### WHAT THE TASK ASKS
Write out all entries word for word.

### RECORDS FOR THIS EXERCISE
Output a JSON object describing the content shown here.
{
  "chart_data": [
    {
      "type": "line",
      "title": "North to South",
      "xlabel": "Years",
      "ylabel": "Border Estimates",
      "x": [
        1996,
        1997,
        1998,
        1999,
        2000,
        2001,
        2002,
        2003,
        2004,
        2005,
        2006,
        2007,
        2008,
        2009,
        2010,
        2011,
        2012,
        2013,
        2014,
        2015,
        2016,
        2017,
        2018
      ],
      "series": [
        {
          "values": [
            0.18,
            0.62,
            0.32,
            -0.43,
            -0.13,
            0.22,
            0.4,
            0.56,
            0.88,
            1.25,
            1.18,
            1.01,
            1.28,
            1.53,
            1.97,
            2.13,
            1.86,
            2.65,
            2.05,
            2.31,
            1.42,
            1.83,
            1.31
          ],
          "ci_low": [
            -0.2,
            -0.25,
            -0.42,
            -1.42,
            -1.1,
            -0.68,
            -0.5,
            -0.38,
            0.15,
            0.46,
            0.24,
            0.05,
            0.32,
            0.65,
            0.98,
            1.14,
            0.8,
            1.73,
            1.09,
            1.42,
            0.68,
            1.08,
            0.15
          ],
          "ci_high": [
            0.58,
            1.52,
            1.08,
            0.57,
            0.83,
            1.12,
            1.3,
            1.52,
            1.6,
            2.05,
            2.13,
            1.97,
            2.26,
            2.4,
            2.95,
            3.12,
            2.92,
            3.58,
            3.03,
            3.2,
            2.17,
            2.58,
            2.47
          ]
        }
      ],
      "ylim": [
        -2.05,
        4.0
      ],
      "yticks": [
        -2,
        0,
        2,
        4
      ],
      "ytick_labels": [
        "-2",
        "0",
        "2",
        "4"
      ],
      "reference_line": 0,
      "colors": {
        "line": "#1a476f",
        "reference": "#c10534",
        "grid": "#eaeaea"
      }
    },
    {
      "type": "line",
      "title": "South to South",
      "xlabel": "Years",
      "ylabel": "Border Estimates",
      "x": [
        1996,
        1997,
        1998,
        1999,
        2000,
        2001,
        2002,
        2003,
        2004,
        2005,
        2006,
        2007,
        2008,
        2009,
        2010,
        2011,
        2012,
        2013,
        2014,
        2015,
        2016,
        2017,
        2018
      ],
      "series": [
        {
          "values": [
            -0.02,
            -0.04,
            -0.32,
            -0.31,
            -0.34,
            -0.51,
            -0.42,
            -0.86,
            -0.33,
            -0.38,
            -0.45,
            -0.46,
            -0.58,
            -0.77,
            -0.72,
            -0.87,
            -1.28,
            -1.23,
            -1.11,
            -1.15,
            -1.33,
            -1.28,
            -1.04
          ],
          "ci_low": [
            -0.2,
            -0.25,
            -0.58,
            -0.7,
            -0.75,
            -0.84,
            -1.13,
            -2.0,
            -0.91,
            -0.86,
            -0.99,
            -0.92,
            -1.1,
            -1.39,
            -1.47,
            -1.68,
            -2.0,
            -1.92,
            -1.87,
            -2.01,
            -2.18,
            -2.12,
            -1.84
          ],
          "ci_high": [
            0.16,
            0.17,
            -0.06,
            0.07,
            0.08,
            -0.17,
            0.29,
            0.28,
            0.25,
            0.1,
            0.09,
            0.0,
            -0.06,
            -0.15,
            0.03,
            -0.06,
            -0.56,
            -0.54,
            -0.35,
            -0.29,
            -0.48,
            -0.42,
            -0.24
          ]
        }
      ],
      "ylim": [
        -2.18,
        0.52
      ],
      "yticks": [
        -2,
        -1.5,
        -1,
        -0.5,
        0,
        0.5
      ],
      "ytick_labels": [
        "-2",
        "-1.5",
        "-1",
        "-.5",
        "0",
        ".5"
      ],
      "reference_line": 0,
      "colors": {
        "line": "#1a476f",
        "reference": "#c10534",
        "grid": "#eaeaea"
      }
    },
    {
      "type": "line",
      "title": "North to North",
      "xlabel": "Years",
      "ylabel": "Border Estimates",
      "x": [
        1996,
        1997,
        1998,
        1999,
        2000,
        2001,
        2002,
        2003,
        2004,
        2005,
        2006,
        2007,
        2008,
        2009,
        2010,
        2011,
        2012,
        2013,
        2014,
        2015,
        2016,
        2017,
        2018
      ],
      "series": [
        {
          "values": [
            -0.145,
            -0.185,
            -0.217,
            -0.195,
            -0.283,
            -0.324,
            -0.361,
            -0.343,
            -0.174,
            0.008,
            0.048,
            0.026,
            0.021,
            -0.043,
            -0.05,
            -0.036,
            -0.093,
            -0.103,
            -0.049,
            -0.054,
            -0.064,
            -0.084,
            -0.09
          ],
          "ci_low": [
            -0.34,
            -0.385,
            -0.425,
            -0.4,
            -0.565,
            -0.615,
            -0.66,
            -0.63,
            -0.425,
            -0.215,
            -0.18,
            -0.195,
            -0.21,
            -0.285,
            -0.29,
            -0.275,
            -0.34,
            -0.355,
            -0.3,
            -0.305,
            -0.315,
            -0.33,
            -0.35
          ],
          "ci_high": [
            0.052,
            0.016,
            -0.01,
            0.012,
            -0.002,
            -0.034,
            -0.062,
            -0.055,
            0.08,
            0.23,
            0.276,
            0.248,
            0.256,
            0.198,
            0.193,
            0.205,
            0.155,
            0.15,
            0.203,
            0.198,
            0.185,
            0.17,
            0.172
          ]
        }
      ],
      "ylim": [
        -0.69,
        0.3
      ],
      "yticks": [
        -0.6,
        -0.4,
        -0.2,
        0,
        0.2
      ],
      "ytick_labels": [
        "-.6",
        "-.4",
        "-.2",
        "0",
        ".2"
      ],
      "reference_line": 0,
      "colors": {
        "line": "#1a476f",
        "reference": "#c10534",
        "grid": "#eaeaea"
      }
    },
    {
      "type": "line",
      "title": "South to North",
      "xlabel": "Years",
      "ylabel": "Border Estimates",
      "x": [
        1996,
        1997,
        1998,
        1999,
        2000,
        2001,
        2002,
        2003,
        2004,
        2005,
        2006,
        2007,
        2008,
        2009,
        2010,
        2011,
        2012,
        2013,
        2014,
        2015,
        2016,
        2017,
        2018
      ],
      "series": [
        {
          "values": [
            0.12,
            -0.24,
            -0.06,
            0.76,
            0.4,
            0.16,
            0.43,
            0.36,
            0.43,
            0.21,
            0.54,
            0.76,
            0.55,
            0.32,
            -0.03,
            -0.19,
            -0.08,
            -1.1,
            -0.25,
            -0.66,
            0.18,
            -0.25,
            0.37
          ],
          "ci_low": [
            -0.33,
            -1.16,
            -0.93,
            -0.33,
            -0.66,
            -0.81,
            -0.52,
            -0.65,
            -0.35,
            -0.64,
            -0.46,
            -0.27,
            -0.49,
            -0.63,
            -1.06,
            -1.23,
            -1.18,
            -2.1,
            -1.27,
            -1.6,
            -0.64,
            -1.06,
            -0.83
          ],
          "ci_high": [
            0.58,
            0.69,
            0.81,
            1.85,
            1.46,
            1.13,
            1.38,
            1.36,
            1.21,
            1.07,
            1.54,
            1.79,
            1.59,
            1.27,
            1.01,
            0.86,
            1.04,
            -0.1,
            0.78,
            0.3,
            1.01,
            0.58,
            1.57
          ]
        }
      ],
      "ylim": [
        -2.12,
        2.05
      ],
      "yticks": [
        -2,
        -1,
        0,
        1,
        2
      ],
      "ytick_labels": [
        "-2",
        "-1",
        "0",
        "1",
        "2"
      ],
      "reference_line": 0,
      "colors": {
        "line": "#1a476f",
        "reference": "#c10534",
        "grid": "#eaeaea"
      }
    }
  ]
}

### WRITTEN SOLUTION
Output a JSON object describing the content shown here.
{
  "chart_data": [
    {
      "type": "line",
      "title": "North to South",
      "xlabel": "Years",
      "ylabel": "Border Estimates",
      "x": [
        1996,
        1997,
        1998,
        1999,
        2000,
        2001,
        2002,
        2003,
        2004,
        2005,
        2006,
        2007,
        2008,
        2009,
        2010,
        2011,
        2012,
        2013,
        2014,
        2015,
        2016,
        2017,
        2018
      ],
      "series": [
        {
          "values": [
            0.18,
            0.62,
            0.32,
            -0.43,
            -0.13,
            0.22,
            0.4,
            0.56,
            0.88,
            1.25,
            1.18,
            1.01,
            1.28,
            1.53,
            1.97,
            2.13,
            1.86,
            2.65,
            2.05,
            2.31,
            1.42,
            1.83,
            1.31
          ],
          "ci_low": [
            -0.2,
            -0.25,
            -0.42,
            -1.42,
            -1.1,
            -0.68,
            -0.5,
            -0.38,
            0.15,
            0.46,
            0.24,
            0.05,
            0.32,
            0.65,
            0.98,
            1.14,
            0.8,
            1.73,
            1.09,
            1.42,
            0.68,
            1.08,
            0.15
          ],
          "ci_high": [
            0.58,
            1.52,
            1.08,
            0.57,
            0.83,
            1.12,
            1.3,
            1.52,
            1.6,
            2.05,
            2.13,
            1.97,
            2.26,
            2.4,
            2.95,
            3.12,
            2.92,
            3.58,
            3.03,
            3.2,
            2.17,
            2.58,
            2.47
          ]
        }
      ],
      "ylim": [
        -2.05,
        4.0
      ],
      "yticks": [
        -2,
        0,
        2,
        4
      ],
      "ytick_labels": [
        "-2",
        "0",
        "2",
        "4"
      ],
      "reference_line": 0,
      "colors": {
        "line": "#1a476f",
        "reference": "#c10534",
        "grid": "#eaeaea"
      }
    },
    {
      "type": "line",
      "title": "South to South",
      "xlabel": "Years",
      "ylabel": "Border Estimates",
      "x": [
        1996,
        1997,
        1998,
        1999,
        2000,
        2001,
        2002,
        2003,
        2004,
        2005,
        2006,
        2007,
        2008,
        2009,
        2010,
        2011,
        2012,
        2013,
        2014,
        2015,
        2016,
        2017,
        2018
      ],
      "series": [
        {
          "values": [
            -0.02,
            -0.04,
            -0.32,
            -0.31,
            -0.34,
            -0.51,
            -0.42,
            -0.86,
            -0.33,
            -0.38,
            -0.45,
            -0.46,
            -0.58,
            -0.77,
            -0.72,
            -0.87,
            -1.28,
            -1.23,
            -1.11,
            -1.15,
            -1.33,
            -1.28,
            -1.04
          ],
          "ci_low": [
            -0.2,
            -0.25,
            -0.58,
            -0.7,
            -0.75,
            -0.84,
            -1.13,
            -2.0,
            -0.91,
            -0.86,
            -0.99,
            -0.92,
            -1.1,
            -1.39,
            -1.47,
            -1.68,
            -2.0,
            -1.92,
            -1.87,
            -2.01,
            -2.18,
            -2.12,
            -1.84
          ],
          "ci_high": [
            0.16,
            0.17,
            -0.06,
            0.07,
            0.08,
            -0.17,
            0.29,
            0.28,
            0.25,
            0.1,
            0.09,
            0.0,
            -0.06,
            -0.15,
            0.03,
            -0.06,
            -0.56,
            -0.54,
            -0.35,
            -0.29,
            -0.48,
            -0.42,
            -0.24
          ]
        }
      ],
      "ylim": [
        -2.18,
        0.52
      ],
      "yticks": [
        -2,
        -1.5,
        -1,
        -0.5,
        0,
        0.5
      ],
      "ytick_labels": [
        "-2",
        "-1.5",
        "-1",
        "-.5",
        "0",
        ".5"
      ],
      "reference_line": 0,
      "colors": {
        "line": "#1a476f",
        "reference": "#c10534",
        "grid": "#eaeaea"
      }
    },
    {
      "type": "line",
      "title": "North to North",
      "xlabel": "Years",
      "ylabel": "Border Estimates",
      "x": [
        1996,
        1997,
        1998,
        1999,
        2000,
        2001,
        2002,
        2003,
        2004,
        2005,
        2006,
        2007,
        2008,
        2009,
        2010,
        2011,
        2012,
        2013,
        2014,
        2015,
        2016,
        2017,
        2018
      ],
      "series": [
        {
          "values": [
            -0.145,
            -0.185,
            -0.217,
            -0.195,
            -0.283,
            -0.324,
            -0.361,
            -0.343,
            -0.174,
            0.008,
            0.048,
            0.026,
            0.021,
            -0.043,
            -0.05,
            -0.036,
            -0.093,
            -0.103,
            -0.049,
            -0.054,
            -0.064,
            -0.084,
            -0.09
          ],
          "ci_low": [
            -0.34,
            -0.385,
            -0.425,
            -0.4,
            -0.565,
            -0.615,
            -0.66,
            -0.63,
            -0.425,
            -0.215,
            -0.18,
            -0.195,
            -0.21,
            -0.285,
            -0.29,
            -0.275,
            -0.34,
            -0.355,
            -0.3,
            -0.305,
            -0.315,
            -0.33,
            -0.35
          ],
          "ci_high": [
            0.052,
            0.016,
            -0.01,
            0.012,
            -0.002,
            -0.034,
            -0.062,
            -0.055,
            0.08,
            0.23,
            0.276,
            0.248,
            0.256,
            0.198,
            0.193,
            0.205,
            0.155,
            0.15,
            0.203,
            0.198,
            0.185,
            0.17,
            0.172
          ]
        }
      ],
      "ylim": [
        -0.69,
        0.3
      ],
      "yticks": [
        -0.6,
        -0.4,
        -0.2,
        0,
        0.2
      ],
      "ytick_labels": [
        "-.6",
        "-.4",
        "-.2",
        "0",
        ".2"
      ],
      "reference_line": 0,
      "colors": {
        "line": "#1a476f",
        "reference": "#c10534",
        "grid": "#eaeaea"
      }
    },
    {
      "type": "line",
      "title": "South to North",
      "xlabel": "Years",
      "ylabel": "Border Estimates",
      "x": [
        1996,
        1997,
        1998,
        1999,
        2000,
        2001,
        2002,
        2003,
        2004,
        2005,
        2006,
        2007,
        2008,
        2009,
        2010,
        2011,
        2012,
        2013,
        2014,
        2015,
        2016,
        2017,
        2018
      ],
      "series": [
        {
          "values": [
            0.12,
            -0.24,
            -0.06,
            0.76,
            0.4,
            0.16,
            0.43,
            0.36,
            0.43,
            0.21,
            0.54,
            0.76,
            0.55,
            0.32,
            -0.03,
            -0.19,
            -0.08,
            -1.1,
            -0.25,
            -0.66,
            0.18,
            -0.25,
            0.37
          ],
          "ci_low": [
            -0.33,
            -1.16,
            -0.93,
            -0.33,
            -0.66,
            -0.81,
            -0.52,
            -0.65,
            -0.35,
            -0.64,
            -0.46,
            -0.27,
            -0.49,
            -0.63,
            -1.06,
            -1.23,
            -1.18,
            -2.1,
            -1.27,
            -1.6,
            -0.64,
            -1.06,
            -0.83
          ],
          "ci_high": [
            0.58,
            0.69,
            0.81,
            1.85,
            1.46,
            1.13,
            1.38,
            1.36,
            1.21,
            1.07,
            1.54,
            1.79,
            1.59,
            1.27,
            1.01,
            0.86,
            1.04,
            -0.1,
            0.78,
            0.3,
            1.01,
            0.58,
            1.57
          ]
        }
      ],
      "ylim": [
        -2.12,
        2.05
      ],
      "yticks": [
        -2,
        -1,
        0,
        1,
        2
      ],
      "ytick_labels": [
        "-2",
        "-1",
        "0",
        "1",
        "2"
      ],
      "reference_line": 0,
      "colors": {
        "line": "#1a476f",
        "reference": "#c10534",
        "grid": "#eaeaea"
      }
    }
  ]
}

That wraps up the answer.